▶ _Supplied records_:
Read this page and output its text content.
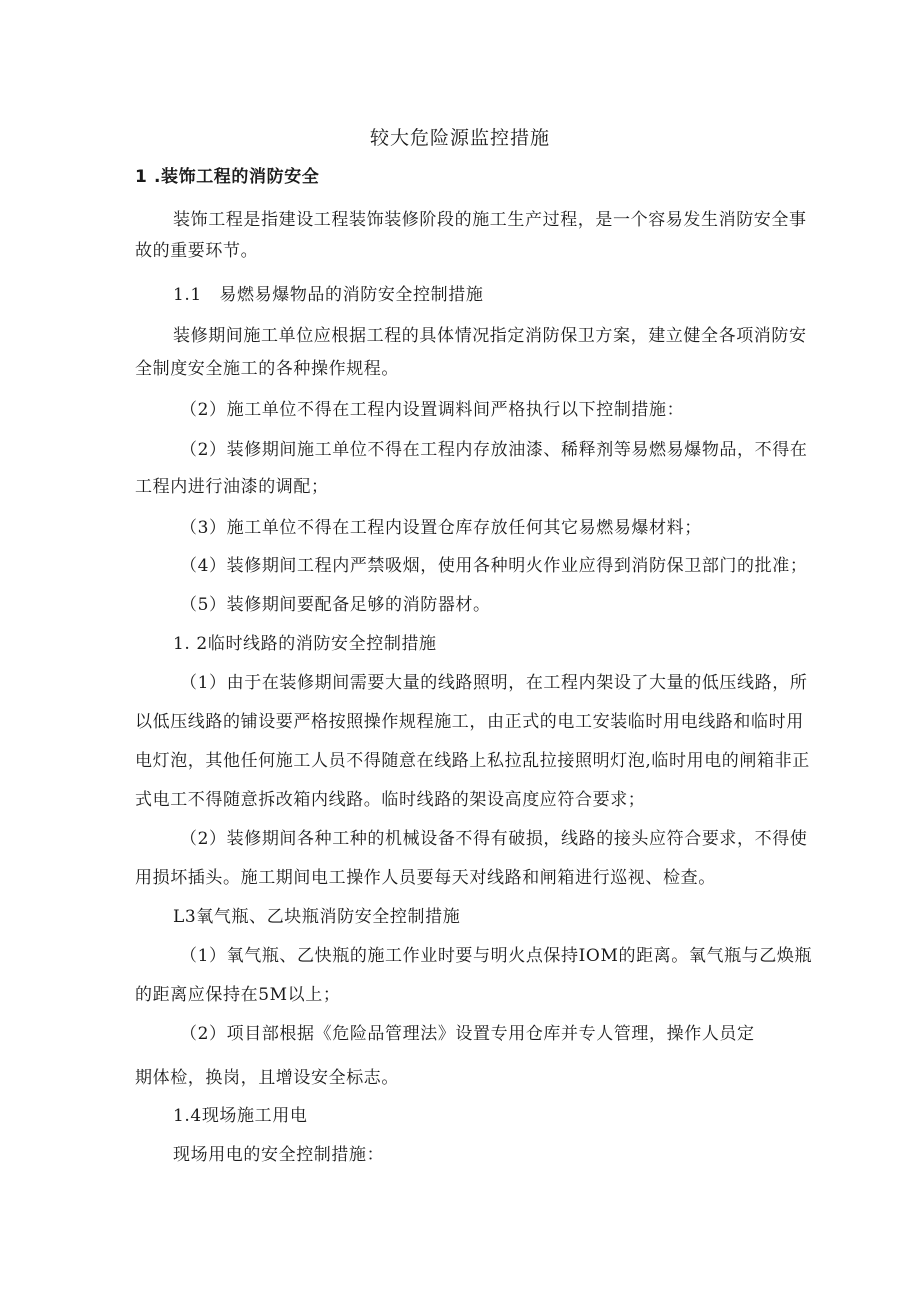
较大危险源监控措施
1 .装饰工程的消防安全
装饰工程是指建设工程装饰装修阶段的施工生产过程，是一个容易发生消防安全事
故的重要环节。
1.1　易燃易爆物品的消防安全控制措施
装修期间施工单位应根据工程的具体情况指定消防保卫方案，建立健全各项消防安
全制度安全施工的各种操作规程。
（2）施工单位不得在工程内设置调料间严格执行以下控制措施：
（2）装修期间施工单位不得在工程内存放油漆、稀释剂等易燃易爆物品，不得在
工程内进行油漆的调配；
（3）施工单位不得在工程内设置仓库存放任何其它易燃易爆材料；
（4）装修期间工程内严禁吸烟，使用各种明火作业应得到消防保卫部门的批准；
（5）装修期间要配备足够的消防器材。
1. 2临时线路的消防安全控制措施
（1）由于在装修期间需要大量的线路照明，在工程内架设了大量的低压线路，所
以低压线路的铺设要严格按照操作规程施工，由正式的电工安装临时用电线路和临时用
电灯泡，其他任何施工人员不得随意在线路上私拉乱拉接照明灯泡,临时用电的闸箱非正
式电工不得随意拆改箱内线路。临时线路的架设高度应符合要求；
（2）装修期间各种工种的机械设备不得有破损，线路的接头应符合要求，不得使
用损坏插头。施工期间电工操作人员要每天对线路和闸箱进行巡视、检查。
L3氧气瓶、乙块瓶消防安全控制措施
（1）氧气瓶、乙快瓶的施工作业时要与明火点保持IOM的距离。氧气瓶与乙焕瓶
的距离应保持在5M以上；
（2）项目部根据《危险品管理法》设置专用仓库并专人管理，操作人员定
期体检，换岗，且增设安全标志。
1.4现场施工用电
现场用电的安全控制措施：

▶ _Stated problem_:
Write out the records above exactly as they stand, leaving out every picture.

▶ _Full solution_:
Read this page and output its text content.
较大危险源监控措施
1 .装饰工程的消防安全
装饰工程是指建设工程装饰装修阶段的施工生产过程，是一个容易发生消防安全事
故的重要环节。
1.1　易燃易爆物品的消防安全控制措施
装修期间施工单位应根据工程的具体情况指定消防保卫方案，建立健全各项消防安
全制度安全施工的各种操作规程。
（2）施工单位不得在工程内设置调料间严格执行以下控制措施：
（2）装修期间施工单位不得在工程内存放油漆、稀释剂等易燃易爆物品，不得在
工程内进行油漆的调配；
（3）施工单位不得在工程内设置仓库存放任何其它易燃易爆材料；
（4）装修期间工程内严禁吸烟，使用各种明火作业应得到消防保卫部门的批准；
（5）装修期间要配备足够的消防器材。
1. 2临时线路的消防安全控制措施
（1）由于在装修期间需要大量的线路照明，在工程内架设了大量的低压线路，所
以低压线路的铺设要严格按照操作规程施工，由正式的电工安装临时用电线路和临时用
电灯泡，其他任何施工人员不得随意在线路上私拉乱拉接照明灯泡,临时用电的闸箱非正
式电工不得随意拆改箱内线路。临时线路的架设高度应符合要求；
（2）装修期间各种工种的机械设备不得有破损，线路的接头应符合要求，不得使
用损坏插头。施工期间电工操作人员要每天对线路和闸箱进行巡视、检查。
L3氧气瓶、乙块瓶消防安全控制措施
（1）氧气瓶、乙快瓶的施工作业时要与明火点保持IOM的距离。氧气瓶与乙焕瓶
的距离应保持在5M以上；
（2）项目部根据《危险品管理法》设置专用仓库并专人管理，操作人员定
期体检，换岗，且增设安全标志。
1.4现场施工用电
现场用电的安全控制措施：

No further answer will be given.